Problem 1:
Repeat the April update word for word from "April Update" to "My Payment tool.".
Problem 2:
Summarize the April update in two sentences.
Problem 3:
Answer these questions from the April update:
(a) What number should constituents call if they have difficulties navigating federal agencies?
(b) Which IRS tool can be used to check the status of an economic impact payment?
(c) What is the fastest way to get an economic impact payment?

Excerpted text:
--*--

April Update
Dear Neighbors,

I know that these are challenging times for Oregonians and their families. I wanted to share some resources that I think would be helpful as folks navigate a multitude of agencies and programs designed to offer COVID-19 relief. Many of these programs are not perfect and federal agencies are working rapidly to fix problems and add new information. I urge constituents who are having difficulties navigating federal agencies to call my office at 202 225 5711. My office is always here to provide assistance. 


If you have not yet received your IRS economic impact payment, you can check your status through their Get My Payment tool, linked here. If you are a non-filer, you can enter your personal and banking information here. The fastest way to get your economic impact payment is to enter your direct deposit information through the IRS Get My Payment tool.

--*--

Excerpted data:

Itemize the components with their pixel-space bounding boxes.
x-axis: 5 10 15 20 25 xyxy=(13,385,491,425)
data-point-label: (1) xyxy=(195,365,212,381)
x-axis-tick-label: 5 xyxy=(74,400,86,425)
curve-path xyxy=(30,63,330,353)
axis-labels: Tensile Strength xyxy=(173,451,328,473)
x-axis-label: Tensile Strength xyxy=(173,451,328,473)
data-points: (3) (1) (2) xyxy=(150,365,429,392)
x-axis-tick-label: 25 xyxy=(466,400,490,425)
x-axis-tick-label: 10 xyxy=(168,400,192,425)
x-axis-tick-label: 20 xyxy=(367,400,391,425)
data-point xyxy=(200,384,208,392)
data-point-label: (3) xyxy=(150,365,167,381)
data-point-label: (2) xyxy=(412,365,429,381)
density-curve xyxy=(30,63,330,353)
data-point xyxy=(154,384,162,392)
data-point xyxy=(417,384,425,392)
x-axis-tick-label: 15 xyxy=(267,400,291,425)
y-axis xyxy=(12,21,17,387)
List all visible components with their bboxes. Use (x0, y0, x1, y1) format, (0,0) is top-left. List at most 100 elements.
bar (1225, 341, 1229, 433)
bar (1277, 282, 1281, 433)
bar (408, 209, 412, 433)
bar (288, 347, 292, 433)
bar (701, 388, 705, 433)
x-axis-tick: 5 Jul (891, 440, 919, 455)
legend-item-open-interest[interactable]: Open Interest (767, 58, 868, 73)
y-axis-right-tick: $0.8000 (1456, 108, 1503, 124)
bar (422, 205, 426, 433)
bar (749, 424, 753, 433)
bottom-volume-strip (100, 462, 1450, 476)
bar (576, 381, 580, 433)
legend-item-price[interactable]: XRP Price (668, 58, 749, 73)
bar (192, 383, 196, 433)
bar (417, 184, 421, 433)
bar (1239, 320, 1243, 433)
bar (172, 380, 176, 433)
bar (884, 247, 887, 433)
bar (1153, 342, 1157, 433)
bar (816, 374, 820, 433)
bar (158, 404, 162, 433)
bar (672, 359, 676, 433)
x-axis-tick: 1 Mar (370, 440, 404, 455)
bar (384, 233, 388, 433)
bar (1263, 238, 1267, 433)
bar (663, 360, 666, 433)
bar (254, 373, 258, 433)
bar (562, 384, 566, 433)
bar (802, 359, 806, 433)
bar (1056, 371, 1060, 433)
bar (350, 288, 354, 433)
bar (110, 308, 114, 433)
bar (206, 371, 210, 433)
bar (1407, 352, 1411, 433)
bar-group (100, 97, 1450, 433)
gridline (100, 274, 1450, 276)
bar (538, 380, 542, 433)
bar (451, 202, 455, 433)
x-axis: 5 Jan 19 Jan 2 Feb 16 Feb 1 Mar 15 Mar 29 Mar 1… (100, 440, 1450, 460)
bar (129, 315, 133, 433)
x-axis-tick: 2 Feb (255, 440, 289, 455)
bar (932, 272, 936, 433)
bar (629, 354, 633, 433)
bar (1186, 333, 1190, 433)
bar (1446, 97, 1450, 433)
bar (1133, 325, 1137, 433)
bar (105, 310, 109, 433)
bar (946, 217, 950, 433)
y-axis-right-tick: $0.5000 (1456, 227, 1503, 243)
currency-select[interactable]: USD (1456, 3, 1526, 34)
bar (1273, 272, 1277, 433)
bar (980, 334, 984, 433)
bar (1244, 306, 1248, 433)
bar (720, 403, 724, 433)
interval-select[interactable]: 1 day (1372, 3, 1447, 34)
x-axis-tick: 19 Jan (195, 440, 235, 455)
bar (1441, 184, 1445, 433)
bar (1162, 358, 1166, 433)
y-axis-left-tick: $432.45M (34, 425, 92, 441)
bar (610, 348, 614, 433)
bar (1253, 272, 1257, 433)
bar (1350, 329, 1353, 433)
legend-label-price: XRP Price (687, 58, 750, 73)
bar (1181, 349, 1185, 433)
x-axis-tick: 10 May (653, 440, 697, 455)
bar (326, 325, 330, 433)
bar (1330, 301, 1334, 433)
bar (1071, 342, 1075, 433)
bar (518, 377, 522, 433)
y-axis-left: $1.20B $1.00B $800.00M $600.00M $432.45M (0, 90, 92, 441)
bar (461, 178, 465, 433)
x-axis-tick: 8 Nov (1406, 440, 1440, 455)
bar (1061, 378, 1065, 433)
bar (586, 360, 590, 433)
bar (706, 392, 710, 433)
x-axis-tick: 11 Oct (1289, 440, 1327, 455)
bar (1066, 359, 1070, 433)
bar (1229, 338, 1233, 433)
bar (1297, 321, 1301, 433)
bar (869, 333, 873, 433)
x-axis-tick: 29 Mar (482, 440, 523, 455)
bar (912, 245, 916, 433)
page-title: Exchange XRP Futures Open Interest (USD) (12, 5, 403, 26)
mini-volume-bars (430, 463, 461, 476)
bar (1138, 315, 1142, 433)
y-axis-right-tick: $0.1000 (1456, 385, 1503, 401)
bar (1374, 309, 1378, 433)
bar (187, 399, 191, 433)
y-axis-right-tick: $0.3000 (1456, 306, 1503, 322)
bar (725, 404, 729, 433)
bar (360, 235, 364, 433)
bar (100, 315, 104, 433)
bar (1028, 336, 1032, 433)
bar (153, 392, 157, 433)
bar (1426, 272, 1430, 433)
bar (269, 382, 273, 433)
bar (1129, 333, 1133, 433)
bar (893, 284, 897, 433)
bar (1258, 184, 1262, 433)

--*--

Exercise solution 1:
April Update
Dear Neighbors,

I know that these are challenging times for Oregonians and their families. I wanted to share some resources that I think would be helpful as folks navigate a multitude of agencies and programs designed to offer COVID-19 relief. Many of these programs are not perfect and federal agencies are working rapidly to fix problems and add new information. I urge constituents who are having difficulties navigating federal agencies to call my office at 202 225 5711. My office is always here to provide assistance. 


If you have not yet received your IRS economic impact payment, you can check your status through their Get My Payment tool, linked here. If you are a non-filer, you can enter your personal and banking information here. The fastest way to get your economic impact payment is to enter your direct deposit information through the IRS Get My Payment tool.

Exercise solution 2:
The April update shares resources to help Oregonians navigate the agencies and programs offering COVID-19 relief, and it urges constituents who have trouble with federal agencies to call the office at 202 225 5711. It explains that people can check the status of their IRS economic impact payment through the Get My Payment tool, and that entering direct deposit information there is the fastest way to get the payment.

Exercise solution 3:
(a) 202 225 5711
(b) The Get My Payment tool
(c) Entering direct deposit information through the IRS Get My Payment tool